___ Records supplied ___
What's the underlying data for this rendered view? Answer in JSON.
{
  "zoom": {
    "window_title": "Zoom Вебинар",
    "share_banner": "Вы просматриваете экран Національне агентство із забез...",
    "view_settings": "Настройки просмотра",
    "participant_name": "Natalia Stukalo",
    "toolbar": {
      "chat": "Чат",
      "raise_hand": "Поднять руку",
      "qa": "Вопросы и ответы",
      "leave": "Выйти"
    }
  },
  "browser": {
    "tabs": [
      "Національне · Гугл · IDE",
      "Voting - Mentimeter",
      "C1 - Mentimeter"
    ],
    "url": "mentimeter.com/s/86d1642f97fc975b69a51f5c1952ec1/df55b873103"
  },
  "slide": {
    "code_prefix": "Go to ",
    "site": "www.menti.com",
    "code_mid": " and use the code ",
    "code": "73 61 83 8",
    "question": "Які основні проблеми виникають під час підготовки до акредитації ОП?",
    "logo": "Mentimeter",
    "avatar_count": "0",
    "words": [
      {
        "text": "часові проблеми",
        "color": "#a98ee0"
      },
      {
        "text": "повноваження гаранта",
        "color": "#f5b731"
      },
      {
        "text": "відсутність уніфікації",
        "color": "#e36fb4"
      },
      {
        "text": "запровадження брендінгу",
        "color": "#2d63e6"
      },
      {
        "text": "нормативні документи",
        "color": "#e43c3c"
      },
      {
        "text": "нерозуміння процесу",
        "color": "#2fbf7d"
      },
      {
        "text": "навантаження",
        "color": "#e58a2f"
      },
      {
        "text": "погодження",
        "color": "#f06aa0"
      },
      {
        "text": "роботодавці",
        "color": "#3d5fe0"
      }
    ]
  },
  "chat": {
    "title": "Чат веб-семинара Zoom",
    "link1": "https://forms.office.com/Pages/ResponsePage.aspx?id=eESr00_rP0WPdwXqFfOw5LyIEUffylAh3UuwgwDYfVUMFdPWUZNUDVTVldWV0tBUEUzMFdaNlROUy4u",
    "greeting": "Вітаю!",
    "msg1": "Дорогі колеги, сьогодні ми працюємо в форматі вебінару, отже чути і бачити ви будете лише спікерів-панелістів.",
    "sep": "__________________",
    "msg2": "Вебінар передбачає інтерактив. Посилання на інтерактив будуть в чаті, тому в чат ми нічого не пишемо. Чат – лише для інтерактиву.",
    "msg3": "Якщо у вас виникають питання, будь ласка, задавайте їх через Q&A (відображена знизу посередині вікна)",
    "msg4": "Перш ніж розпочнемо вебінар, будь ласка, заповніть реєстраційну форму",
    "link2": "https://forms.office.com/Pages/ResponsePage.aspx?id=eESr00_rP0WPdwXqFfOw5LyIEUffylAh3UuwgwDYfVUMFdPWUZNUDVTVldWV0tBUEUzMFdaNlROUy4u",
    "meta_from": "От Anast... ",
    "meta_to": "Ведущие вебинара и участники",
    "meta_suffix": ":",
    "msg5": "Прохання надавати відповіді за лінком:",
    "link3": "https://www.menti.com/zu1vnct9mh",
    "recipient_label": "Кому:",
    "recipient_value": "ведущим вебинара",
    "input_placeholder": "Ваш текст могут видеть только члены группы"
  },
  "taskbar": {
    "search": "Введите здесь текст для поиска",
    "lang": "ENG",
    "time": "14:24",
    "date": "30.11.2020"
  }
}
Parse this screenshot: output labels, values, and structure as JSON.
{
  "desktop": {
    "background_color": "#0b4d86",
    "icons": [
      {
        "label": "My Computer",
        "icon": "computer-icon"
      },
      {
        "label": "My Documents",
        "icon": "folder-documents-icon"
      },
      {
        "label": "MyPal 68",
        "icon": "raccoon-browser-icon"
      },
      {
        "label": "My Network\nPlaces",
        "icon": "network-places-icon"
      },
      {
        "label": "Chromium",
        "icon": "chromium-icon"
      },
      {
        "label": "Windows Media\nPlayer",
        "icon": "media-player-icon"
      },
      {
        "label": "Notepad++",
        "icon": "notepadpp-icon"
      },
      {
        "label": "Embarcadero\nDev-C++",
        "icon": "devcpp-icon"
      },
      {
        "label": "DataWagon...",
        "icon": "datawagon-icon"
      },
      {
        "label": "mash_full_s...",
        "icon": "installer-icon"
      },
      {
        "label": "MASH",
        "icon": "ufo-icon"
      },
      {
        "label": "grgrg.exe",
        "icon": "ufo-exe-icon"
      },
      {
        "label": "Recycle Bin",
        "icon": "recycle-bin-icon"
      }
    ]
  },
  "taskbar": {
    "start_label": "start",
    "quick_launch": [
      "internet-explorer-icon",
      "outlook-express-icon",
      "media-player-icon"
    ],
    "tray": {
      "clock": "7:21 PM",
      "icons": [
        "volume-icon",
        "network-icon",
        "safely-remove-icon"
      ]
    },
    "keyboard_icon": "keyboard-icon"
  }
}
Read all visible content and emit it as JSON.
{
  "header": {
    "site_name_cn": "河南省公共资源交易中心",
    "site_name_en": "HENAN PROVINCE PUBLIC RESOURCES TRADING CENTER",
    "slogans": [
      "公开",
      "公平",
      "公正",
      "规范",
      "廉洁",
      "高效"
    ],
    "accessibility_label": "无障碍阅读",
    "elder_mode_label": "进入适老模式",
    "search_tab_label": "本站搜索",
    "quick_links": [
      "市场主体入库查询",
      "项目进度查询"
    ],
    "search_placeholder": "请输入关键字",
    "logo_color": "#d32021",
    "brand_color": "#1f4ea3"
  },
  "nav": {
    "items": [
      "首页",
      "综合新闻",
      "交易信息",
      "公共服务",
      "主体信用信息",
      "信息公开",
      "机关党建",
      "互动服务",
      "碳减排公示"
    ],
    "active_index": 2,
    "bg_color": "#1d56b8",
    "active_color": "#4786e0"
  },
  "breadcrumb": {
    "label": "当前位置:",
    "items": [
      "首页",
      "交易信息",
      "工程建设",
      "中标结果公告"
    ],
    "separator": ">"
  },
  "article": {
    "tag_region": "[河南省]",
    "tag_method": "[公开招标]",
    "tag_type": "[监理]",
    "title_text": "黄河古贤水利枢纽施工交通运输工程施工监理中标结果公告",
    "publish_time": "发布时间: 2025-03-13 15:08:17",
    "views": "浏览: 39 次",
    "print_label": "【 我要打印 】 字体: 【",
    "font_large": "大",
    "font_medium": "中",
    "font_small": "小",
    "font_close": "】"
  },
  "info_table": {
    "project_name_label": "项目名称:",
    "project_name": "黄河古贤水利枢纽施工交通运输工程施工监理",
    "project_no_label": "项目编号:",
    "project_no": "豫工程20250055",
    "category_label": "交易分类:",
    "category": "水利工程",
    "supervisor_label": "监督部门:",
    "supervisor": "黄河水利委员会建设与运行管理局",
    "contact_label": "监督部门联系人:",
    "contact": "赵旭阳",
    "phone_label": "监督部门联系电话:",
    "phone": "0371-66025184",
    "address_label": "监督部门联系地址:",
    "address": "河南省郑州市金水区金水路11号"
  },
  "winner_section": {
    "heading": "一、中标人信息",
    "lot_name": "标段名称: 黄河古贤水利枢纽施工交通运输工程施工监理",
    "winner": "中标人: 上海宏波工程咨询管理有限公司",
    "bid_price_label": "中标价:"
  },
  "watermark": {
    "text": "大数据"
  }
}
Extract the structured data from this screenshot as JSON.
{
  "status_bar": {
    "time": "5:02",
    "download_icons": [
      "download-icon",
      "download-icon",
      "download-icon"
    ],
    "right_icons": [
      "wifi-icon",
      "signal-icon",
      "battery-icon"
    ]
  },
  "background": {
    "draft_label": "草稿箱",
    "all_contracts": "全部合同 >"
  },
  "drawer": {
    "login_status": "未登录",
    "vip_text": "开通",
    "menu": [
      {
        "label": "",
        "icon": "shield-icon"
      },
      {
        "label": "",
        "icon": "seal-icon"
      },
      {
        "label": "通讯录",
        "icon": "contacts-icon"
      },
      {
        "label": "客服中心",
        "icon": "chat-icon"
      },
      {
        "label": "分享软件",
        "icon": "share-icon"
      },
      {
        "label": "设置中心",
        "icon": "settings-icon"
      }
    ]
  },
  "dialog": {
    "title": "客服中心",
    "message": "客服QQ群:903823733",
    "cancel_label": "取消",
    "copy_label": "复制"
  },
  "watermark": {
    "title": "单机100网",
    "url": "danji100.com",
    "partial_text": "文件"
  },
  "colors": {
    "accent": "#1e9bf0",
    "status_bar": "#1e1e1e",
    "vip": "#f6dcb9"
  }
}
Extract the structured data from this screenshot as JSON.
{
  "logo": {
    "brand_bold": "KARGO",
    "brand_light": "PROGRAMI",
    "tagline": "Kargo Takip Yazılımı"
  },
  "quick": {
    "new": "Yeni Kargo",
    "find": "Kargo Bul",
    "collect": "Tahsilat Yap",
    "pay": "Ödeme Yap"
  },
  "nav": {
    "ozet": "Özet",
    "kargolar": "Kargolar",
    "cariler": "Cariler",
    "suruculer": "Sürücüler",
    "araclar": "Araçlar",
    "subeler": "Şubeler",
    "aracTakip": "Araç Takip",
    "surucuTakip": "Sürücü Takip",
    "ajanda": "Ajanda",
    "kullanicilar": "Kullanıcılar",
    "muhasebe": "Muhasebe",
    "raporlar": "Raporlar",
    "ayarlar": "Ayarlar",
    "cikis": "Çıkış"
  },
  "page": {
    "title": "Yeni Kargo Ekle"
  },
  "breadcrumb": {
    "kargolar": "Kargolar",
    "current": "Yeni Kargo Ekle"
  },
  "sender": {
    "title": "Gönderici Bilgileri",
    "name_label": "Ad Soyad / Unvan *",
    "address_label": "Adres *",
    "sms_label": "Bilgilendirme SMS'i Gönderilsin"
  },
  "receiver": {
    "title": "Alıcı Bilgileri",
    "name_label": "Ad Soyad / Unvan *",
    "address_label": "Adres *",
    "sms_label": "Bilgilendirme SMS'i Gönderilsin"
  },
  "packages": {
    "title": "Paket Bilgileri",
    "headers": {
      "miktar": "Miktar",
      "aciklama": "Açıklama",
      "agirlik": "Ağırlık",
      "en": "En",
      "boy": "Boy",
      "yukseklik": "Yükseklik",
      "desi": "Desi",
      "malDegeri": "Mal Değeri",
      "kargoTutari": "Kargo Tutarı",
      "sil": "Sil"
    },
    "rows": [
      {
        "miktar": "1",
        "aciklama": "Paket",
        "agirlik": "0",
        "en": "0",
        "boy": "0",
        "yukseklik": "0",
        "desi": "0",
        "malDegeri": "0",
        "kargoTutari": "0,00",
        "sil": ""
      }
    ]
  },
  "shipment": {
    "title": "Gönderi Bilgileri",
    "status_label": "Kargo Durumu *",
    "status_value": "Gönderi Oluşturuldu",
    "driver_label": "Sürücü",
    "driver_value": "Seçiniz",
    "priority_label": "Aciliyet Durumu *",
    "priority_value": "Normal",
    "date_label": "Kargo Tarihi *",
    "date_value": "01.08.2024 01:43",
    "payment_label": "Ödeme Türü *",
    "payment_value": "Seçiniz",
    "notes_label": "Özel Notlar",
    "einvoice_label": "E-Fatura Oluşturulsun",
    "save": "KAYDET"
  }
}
___
_What is expected_:
Find out how many lines in the listing contain the string "this". Give the number alone.

_Reply to the task_:
4